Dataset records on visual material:
^^^^^^^^

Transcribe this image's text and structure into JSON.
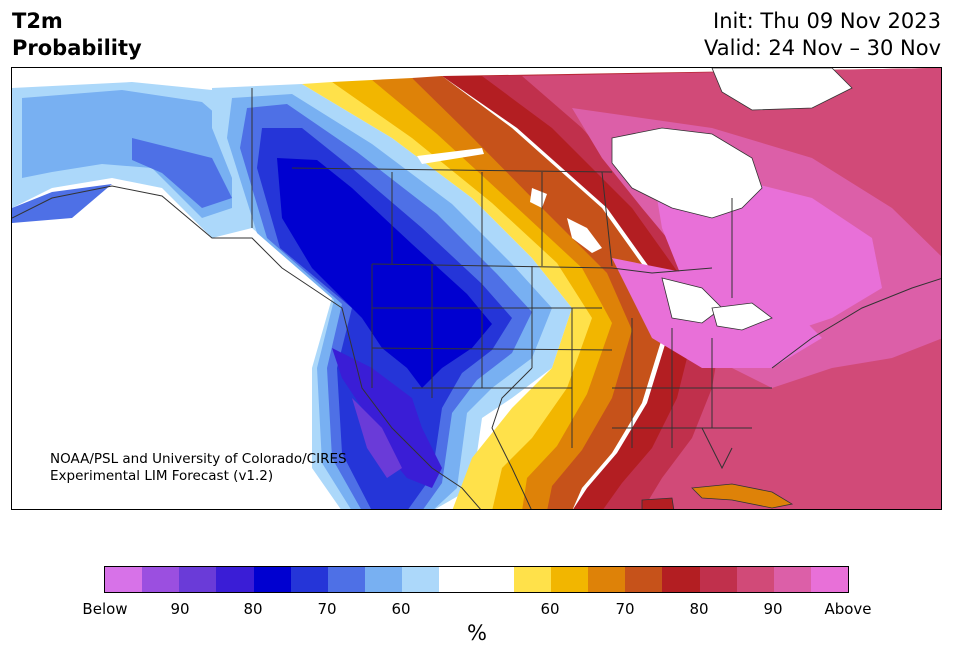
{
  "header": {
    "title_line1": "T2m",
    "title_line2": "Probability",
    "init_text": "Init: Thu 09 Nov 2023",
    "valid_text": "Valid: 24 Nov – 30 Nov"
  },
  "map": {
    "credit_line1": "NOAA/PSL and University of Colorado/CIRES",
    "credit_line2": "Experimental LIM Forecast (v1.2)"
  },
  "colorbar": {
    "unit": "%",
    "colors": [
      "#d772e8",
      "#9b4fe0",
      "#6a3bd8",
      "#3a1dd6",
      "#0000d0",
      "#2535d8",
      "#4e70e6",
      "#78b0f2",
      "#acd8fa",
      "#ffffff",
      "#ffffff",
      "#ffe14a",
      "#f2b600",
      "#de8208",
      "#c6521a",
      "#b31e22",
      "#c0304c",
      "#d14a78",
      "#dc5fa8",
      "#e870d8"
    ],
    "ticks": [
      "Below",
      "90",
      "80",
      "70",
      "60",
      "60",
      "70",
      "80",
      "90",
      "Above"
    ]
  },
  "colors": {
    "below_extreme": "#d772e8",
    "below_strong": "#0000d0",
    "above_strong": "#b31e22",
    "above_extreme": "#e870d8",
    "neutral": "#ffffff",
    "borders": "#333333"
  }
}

^^^^^^^^

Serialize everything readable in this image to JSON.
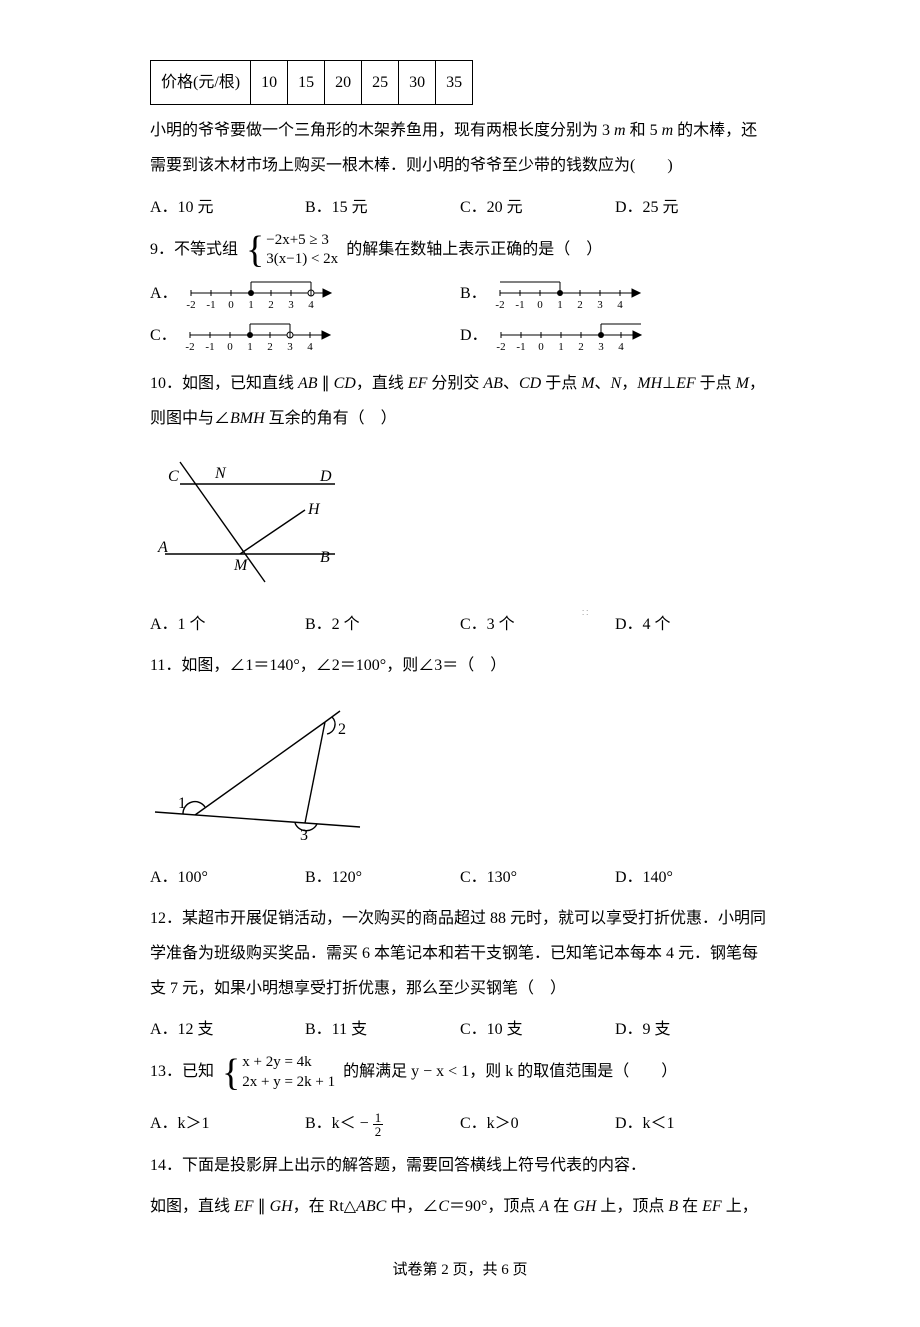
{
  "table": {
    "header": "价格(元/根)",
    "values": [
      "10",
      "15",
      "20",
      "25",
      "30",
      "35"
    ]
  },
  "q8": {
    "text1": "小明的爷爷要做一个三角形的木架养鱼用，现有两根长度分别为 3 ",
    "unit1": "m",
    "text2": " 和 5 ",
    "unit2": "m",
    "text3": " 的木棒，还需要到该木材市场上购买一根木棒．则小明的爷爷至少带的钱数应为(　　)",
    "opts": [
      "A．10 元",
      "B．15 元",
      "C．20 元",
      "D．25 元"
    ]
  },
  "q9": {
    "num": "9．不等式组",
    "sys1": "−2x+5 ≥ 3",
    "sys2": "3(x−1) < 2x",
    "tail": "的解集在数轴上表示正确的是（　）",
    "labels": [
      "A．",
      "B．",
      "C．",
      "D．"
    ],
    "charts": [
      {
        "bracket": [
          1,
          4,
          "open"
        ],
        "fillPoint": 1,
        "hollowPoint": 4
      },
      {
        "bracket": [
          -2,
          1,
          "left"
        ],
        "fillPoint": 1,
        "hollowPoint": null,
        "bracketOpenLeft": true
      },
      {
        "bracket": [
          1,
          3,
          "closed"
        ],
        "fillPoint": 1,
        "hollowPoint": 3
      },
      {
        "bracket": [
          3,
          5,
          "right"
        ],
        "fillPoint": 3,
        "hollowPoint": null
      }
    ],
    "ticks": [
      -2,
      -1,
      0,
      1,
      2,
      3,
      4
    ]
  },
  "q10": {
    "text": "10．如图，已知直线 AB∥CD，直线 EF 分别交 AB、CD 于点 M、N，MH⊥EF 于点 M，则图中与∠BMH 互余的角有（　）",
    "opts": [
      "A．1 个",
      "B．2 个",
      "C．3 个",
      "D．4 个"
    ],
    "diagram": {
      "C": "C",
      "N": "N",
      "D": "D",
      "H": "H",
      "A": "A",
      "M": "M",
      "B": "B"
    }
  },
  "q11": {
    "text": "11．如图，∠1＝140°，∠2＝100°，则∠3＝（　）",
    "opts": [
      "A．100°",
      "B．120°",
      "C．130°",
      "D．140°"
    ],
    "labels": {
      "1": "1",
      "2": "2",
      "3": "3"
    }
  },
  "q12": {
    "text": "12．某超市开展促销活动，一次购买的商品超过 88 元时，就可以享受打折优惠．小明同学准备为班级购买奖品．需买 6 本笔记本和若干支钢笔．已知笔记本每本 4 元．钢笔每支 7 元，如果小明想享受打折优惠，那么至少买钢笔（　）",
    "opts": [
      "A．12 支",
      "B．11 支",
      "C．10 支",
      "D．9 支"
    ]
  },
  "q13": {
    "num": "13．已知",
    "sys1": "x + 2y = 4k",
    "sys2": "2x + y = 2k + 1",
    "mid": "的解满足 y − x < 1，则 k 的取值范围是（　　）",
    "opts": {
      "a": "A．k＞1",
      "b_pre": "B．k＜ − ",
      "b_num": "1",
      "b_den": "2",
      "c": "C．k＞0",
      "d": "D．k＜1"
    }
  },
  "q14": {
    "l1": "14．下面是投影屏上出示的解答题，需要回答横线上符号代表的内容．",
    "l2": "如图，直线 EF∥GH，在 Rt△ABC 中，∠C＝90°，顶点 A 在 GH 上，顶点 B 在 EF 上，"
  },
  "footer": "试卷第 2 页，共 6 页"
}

^^^^^^^^

What the task asks: Scan the lines above for "JSON", then copy every one that has it.

Written solution:
Transcribe this image's text and structure into JSON.
Serialize everything readable in this image to JSON.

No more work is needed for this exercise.